THE DATA:
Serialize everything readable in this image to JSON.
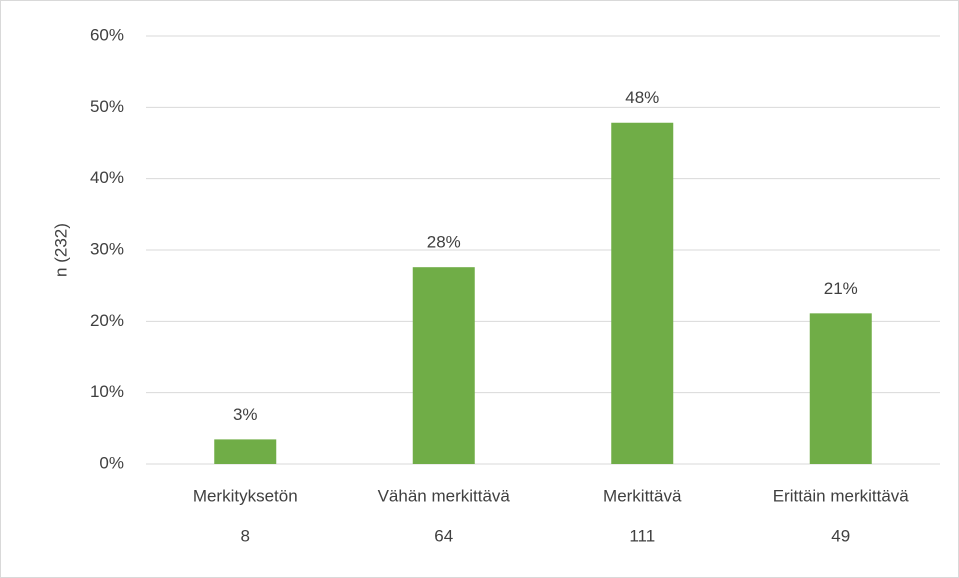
{
  "chart_data": {
    "type": "bar",
    "ylabel": "n (232)",
    "categories": [
      "Merkityksetön",
      "Vähän merkittävä",
      "Merkittävä",
      "Erittäin merkittävä"
    ],
    "category_counts": [
      8,
      64,
      111,
      49
    ],
    "values": [
      3.45,
      27.59,
      47.84,
      21.12
    ],
    "value_labels": [
      "3%",
      "28%",
      "48%",
      "21%"
    ],
    "color": "#70ad47",
    "ylim": [
      0,
      60
    ],
    "yticks": [
      {
        "value": 0,
        "label": "0%"
      },
      {
        "value": 10,
        "label": "10%"
      },
      {
        "value": 20,
        "label": "20%"
      },
      {
        "value": 30,
        "label": "30%"
      },
      {
        "value": 40,
        "label": "40%"
      },
      {
        "value": 50,
        "label": "50%"
      },
      {
        "value": 60,
        "label": "60%"
      }
    ],
    "grid": true
  }
}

SHORT TASK: Quote everything in the listing above exactly; pictures are the only thing to omit.

EXERCISE SOLUTION:
Serialize everything readable in this image to JSON.
{
  "chart_data": {
    "type": "bar",
    "ylabel": "n (232)",
    "categories": [
      "Merkityksetön",
      "Vähän merkittävä",
      "Merkittävä",
      "Erittäin merkittävä"
    ],
    "category_counts": [
      8,
      64,
      111,
      49
    ],
    "values": [
      3.45,
      27.59,
      47.84,
      21.12
    ],
    "value_labels": [
      "3%",
      "28%",
      "48%",
      "21%"
    ],
    "color": "#70ad47",
    "ylim": [
      0,
      60
    ],
    "yticks": [
      {
        "value": 0,
        "label": "0%"
      },
      {
        "value": 10,
        "label": "10%"
      },
      {
        "value": 20,
        "label": "20%"
      },
      {
        "value": 30,
        "label": "30%"
      },
      {
        "value": 40,
        "label": "40%"
      },
      {
        "value": 50,
        "label": "50%"
      },
      {
        "value": 60,
        "label": "60%"
      }
    ],
    "grid": true
  }
}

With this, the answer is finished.